● **Objective**
Leave out the pictures and repeat the rest of the material exactly.

————

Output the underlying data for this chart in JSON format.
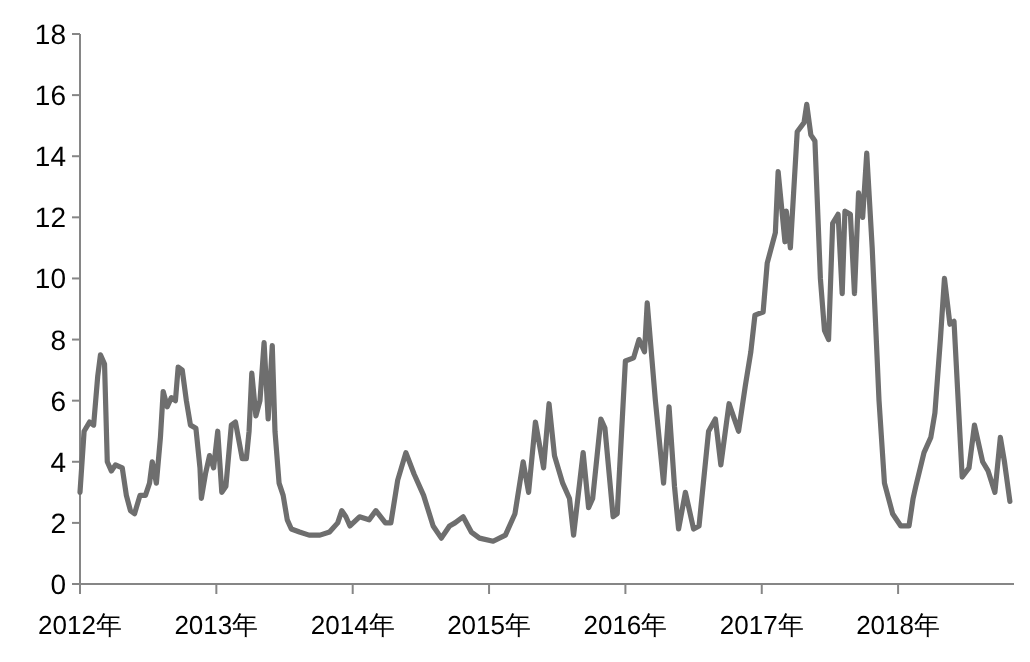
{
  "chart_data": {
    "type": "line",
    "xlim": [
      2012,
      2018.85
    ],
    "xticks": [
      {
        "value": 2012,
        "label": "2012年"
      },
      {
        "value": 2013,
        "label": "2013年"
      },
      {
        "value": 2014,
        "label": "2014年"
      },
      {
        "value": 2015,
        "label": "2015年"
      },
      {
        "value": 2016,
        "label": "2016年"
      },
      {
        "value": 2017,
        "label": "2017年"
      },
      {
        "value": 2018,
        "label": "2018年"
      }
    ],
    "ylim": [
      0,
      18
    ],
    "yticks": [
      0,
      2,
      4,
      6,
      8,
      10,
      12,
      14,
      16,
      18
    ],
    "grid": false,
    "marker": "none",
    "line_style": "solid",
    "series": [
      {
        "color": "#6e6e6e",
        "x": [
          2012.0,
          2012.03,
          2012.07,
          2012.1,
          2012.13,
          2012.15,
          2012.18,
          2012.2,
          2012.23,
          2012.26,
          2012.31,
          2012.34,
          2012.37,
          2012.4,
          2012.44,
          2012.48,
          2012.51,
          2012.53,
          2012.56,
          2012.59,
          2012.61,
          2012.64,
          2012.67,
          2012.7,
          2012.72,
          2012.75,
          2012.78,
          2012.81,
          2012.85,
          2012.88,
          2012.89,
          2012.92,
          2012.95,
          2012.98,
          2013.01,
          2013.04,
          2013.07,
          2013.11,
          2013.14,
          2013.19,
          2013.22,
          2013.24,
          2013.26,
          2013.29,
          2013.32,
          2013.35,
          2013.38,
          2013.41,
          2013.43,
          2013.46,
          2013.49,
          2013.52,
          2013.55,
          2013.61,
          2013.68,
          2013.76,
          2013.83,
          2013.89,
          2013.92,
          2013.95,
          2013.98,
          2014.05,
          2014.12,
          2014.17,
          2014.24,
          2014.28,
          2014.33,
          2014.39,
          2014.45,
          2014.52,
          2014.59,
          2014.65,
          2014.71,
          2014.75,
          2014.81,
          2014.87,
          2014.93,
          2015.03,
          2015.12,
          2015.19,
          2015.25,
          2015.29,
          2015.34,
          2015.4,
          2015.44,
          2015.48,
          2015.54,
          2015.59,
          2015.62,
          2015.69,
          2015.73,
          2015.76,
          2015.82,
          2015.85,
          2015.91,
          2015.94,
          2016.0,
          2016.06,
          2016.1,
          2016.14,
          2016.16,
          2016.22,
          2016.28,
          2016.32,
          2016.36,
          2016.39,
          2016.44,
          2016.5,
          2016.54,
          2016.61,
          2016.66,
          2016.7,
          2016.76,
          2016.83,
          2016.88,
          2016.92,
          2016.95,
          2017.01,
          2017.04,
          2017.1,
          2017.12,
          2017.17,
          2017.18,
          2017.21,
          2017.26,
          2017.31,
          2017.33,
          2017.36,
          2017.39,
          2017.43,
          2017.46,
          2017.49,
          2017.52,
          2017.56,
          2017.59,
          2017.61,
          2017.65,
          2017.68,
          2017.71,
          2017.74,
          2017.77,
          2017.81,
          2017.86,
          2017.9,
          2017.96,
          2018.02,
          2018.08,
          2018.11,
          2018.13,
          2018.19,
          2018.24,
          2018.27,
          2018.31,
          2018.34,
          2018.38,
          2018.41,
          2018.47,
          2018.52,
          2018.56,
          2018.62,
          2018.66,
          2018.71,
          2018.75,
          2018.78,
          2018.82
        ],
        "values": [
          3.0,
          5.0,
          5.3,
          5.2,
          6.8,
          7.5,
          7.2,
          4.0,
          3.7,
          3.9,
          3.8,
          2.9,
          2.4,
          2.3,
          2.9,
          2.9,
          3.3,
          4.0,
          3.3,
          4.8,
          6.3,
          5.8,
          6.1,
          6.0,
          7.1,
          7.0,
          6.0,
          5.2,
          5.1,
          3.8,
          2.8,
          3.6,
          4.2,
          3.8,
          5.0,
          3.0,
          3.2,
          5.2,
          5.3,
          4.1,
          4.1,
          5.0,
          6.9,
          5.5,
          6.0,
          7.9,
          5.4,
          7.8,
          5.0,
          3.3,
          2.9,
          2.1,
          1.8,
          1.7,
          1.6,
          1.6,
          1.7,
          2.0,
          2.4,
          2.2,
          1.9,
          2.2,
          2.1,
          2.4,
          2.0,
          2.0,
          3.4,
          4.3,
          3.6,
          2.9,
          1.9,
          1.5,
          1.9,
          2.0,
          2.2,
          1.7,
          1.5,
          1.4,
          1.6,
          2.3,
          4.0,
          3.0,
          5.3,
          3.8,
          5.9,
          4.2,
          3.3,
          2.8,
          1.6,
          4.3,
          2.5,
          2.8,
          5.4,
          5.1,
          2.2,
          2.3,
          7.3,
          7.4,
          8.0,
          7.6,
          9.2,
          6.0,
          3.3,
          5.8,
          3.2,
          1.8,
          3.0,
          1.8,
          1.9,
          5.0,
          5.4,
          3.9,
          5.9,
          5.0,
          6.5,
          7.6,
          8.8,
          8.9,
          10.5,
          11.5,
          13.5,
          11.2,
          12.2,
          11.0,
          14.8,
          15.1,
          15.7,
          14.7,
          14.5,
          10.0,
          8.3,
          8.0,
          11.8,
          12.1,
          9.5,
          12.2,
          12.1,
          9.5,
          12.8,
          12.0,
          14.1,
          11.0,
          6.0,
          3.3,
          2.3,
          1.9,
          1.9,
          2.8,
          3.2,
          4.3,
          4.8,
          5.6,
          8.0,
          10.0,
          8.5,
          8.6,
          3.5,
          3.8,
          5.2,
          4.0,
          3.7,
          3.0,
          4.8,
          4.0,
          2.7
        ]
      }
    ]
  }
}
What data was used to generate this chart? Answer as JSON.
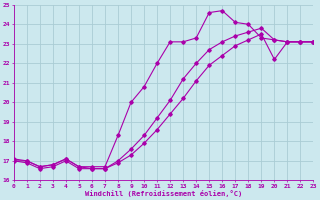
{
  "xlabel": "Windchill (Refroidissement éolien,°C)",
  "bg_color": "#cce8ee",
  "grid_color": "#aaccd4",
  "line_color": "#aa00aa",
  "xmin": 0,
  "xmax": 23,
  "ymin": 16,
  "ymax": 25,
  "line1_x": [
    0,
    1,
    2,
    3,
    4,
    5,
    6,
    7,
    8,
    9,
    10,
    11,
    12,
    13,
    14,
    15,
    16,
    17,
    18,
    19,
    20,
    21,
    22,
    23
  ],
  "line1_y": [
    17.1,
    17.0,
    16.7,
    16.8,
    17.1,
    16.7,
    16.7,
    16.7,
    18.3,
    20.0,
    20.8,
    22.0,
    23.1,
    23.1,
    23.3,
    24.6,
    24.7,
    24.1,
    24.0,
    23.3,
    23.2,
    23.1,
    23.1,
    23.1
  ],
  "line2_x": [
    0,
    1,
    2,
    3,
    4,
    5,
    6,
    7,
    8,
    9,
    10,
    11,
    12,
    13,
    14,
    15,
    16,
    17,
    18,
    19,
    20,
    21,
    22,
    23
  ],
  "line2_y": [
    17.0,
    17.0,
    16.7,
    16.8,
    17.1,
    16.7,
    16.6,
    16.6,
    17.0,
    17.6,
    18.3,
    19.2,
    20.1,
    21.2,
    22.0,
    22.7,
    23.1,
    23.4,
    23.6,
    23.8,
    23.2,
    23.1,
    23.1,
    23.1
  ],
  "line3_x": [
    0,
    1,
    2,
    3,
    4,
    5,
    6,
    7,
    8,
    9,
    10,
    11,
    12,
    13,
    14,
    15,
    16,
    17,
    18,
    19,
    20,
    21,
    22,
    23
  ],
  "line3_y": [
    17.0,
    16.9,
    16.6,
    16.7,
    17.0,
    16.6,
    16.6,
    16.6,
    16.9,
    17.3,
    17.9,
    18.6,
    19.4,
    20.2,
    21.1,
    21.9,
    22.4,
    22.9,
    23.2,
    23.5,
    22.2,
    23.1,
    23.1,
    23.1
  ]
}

————

● **Response to this exercise**
Output the underlying data for this chart in JSON format.
{
  "chart_data": {
    "type": "line",
    "xlim": [
      2012,
      2018.85
    ],
    "xticks": [
      {
        "value": 2012,
        "label": "2012年"
      },
      {
        "value": 2013,
        "label": "2013年"
      },
      {
        "value": 2014,
        "label": "2014年"
      },
      {
        "value": 2015,
        "label": "2015年"
      },
      {
        "value": 2016,
        "label": "2016年"
      },
      {
        "value": 2017,
        "label": "2017年"
      },
      {
        "value": 2018,
        "label": "2018年"
      }
    ],
    "ylim": [
      0,
      18
    ],
    "yticks": [
      0,
      2,
      4,
      6,
      8,
      10,
      12,
      14,
      16,
      18
    ],
    "grid": false,
    "marker": "none",
    "line_style": "solid",
    "series": [
      {
        "color": "#6e6e6e",
        "x": [
          2012.0,
          2012.03,
          2012.07,
          2012.1,
          2012.13,
          2012.15,
          2012.18,
          2012.2,
          2012.23,
          2012.26,
          2012.31,
          2012.34,
          2012.37,
          2012.4,
          2012.44,
          2012.48,
          2012.51,
          2012.53,
          2012.56,
          2012.59,
          2012.61,
          2012.64,
          2012.67,
          2012.7,
          2012.72,
          2012.75,
          2012.78,
          2012.81,
          2012.85,
          2012.88,
          2012.89,
          2012.92,
          2012.95,
          2012.98,
          2013.01,
          2013.04,
          2013.07,
          2013.11,
          2013.14,
          2013.19,
          2013.22,
          2013.24,
          2013.26,
          2013.29,
          2013.32,
          2013.35,
          2013.38,
          2013.41,
          2013.43,
          2013.46,
          2013.49,
          2013.52,
          2013.55,
          2013.61,
          2013.68,
          2013.76,
          2013.83,
          2013.89,
          2013.92,
          2013.95,
          2013.98,
          2014.05,
          2014.12,
          2014.17,
          2014.24,
          2014.28,
          2014.33,
          2014.39,
          2014.45,
          2014.52,
          2014.59,
          2014.65,
          2014.71,
          2014.75,
          2014.81,
          2014.87,
          2014.93,
          2015.03,
          2015.12,
          2015.19,
          2015.25,
          2015.29,
          2015.34,
          2015.4,
          2015.44,
          2015.48,
          2015.54,
          2015.59,
          2015.62,
          2015.69,
          2015.73,
          2015.76,
          2015.82,
          2015.85,
          2015.91,
          2015.94,
          2016.0,
          2016.06,
          2016.1,
          2016.14,
          2016.16,
          2016.22,
          2016.28,
          2016.32,
          2016.36,
          2016.39,
          2016.44,
          2016.5,
          2016.54,
          2016.61,
          2016.66,
          2016.7,
          2016.76,
          2016.83,
          2016.88,
          2016.92,
          2016.95,
          2017.01,
          2017.04,
          2017.1,
          2017.12,
          2017.17,
          2017.18,
          2017.21,
          2017.26,
          2017.31,
          2017.33,
          2017.36,
          2017.39,
          2017.43,
          2017.46,
          2017.49,
          2017.52,
          2017.56,
          2017.59,
          2017.61,
          2017.65,
          2017.68,
          2017.71,
          2017.74,
          2017.77,
          2017.81,
          2017.86,
          2017.9,
          2017.96,
          2018.02,
          2018.08,
          2018.11,
          2018.13,
          2018.19,
          2018.24,
          2018.27,
          2018.31,
          2018.34,
          2018.38,
          2018.41,
          2018.47,
          2018.52,
          2018.56,
          2018.62,
          2018.66,
          2018.71,
          2018.75,
          2018.78,
          2018.82
        ],
        "values": [
          3.0,
          5.0,
          5.3,
          5.2,
          6.8,
          7.5,
          7.2,
          4.0,
          3.7,
          3.9,
          3.8,
          2.9,
          2.4,
          2.3,
          2.9,
          2.9,
          3.3,
          4.0,
          3.3,
          4.8,
          6.3,
          5.8,
          6.1,
          6.0,
          7.1,
          7.0,
          6.0,
          5.2,
          5.1,
          3.8,
          2.8,
          3.6,
          4.2,
          3.8,
          5.0,
          3.0,
          3.2,
          5.2,
          5.3,
          4.1,
          4.1,
          5.0,
          6.9,
          5.5,
          6.0,
          7.9,
          5.4,
          7.8,
          5.0,
          3.3,
          2.9,
          2.1,
          1.8,
          1.7,
          1.6,
          1.6,
          1.7,
          2.0,
          2.4,
          2.2,
          1.9,
          2.2,
          2.1,
          2.4,
          2.0,
          2.0,
          3.4,
          4.3,
          3.6,
          2.9,
          1.9,
          1.5,
          1.9,
          2.0,
          2.2,
          1.7,
          1.5,
          1.4,
          1.6,
          2.3,
          4.0,
          3.0,
          5.3,
          3.8,
          5.9,
          4.2,
          3.3,
          2.8,
          1.6,
          4.3,
          2.5,
          2.8,
          5.4,
          5.1,
          2.2,
          2.3,
          7.3,
          7.4,
          8.0,
          7.6,
          9.2,
          6.0,
          3.3,
          5.8,
          3.2,
          1.8,
          3.0,
          1.8,
          1.9,
          5.0,
          5.4,
          3.9,
          5.9,
          5.0,
          6.5,
          7.6,
          8.8,
          8.9,
          10.5,
          11.5,
          13.5,
          11.2,
          12.2,
          11.0,
          14.8,
          15.1,
          15.7,
          14.7,
          14.5,
          10.0,
          8.3,
          8.0,
          11.8,
          12.1,
          9.5,
          12.2,
          12.1,
          9.5,
          12.8,
          12.0,
          14.1,
          11.0,
          6.0,
          3.3,
          2.3,
          1.9,
          1.9,
          2.8,
          3.2,
          4.3,
          4.8,
          5.6,
          8.0,
          10.0,
          8.5,
          8.6,
          3.5,
          3.8,
          5.2,
          4.0,
          3.7,
          3.0,
          4.8,
          4.0,
          2.7
        ]
      }
    ]
  }
}
What data was used to generate this chart? Answer as JSON.
{
  "xlabel": "Windchill (Refroidissement éolien,°C)",
  "bg_color": "#cce8ee",
  "grid_color": "#aaccd4",
  "line_color": "#aa00aa",
  "xmin": 0,
  "xmax": 23,
  "ymin": 16,
  "ymax": 25,
  "line1_x": [
    0,
    1,
    2,
    3,
    4,
    5,
    6,
    7,
    8,
    9,
    10,
    11,
    12,
    13,
    14,
    15,
    16,
    17,
    18,
    19,
    20,
    21,
    22,
    23
  ],
  "line1_y": [
    17.1,
    17.0,
    16.7,
    16.8,
    17.1,
    16.7,
    16.7,
    16.7,
    18.3,
    20.0,
    20.8,
    22.0,
    23.1,
    23.1,
    23.3,
    24.6,
    24.7,
    24.1,
    24.0,
    23.3,
    23.2,
    23.1,
    23.1,
    23.1
  ],
  "line2_x": [
    0,
    1,
    2,
    3,
    4,
    5,
    6,
    7,
    8,
    9,
    10,
    11,
    12,
    13,
    14,
    15,
    16,
    17,
    18,
    19,
    20,
    21,
    22,
    23
  ],
  "line2_y": [
    17.0,
    17.0,
    16.7,
    16.8,
    17.1,
    16.7,
    16.6,
    16.6,
    17.0,
    17.6,
    18.3,
    19.2,
    20.1,
    21.2,
    22.0,
    22.7,
    23.1,
    23.4,
    23.6,
    23.8,
    23.2,
    23.1,
    23.1,
    23.1
  ],
  "line3_x": [
    0,
    1,
    2,
    3,
    4,
    5,
    6,
    7,
    8,
    9,
    10,
    11,
    12,
    13,
    14,
    15,
    16,
    17,
    18,
    19,
    20,
    21,
    22,
    23
  ],
  "line3_y": [
    17.0,
    16.9,
    16.6,
    16.7,
    17.0,
    16.6,
    16.6,
    16.6,
    16.9,
    17.3,
    17.9,
    18.6,
    19.4,
    20.2,
    21.1,
    21.9,
    22.4,
    22.9,
    23.2,
    23.5,
    22.2,
    23.1,
    23.1,
    23.1
  ]
}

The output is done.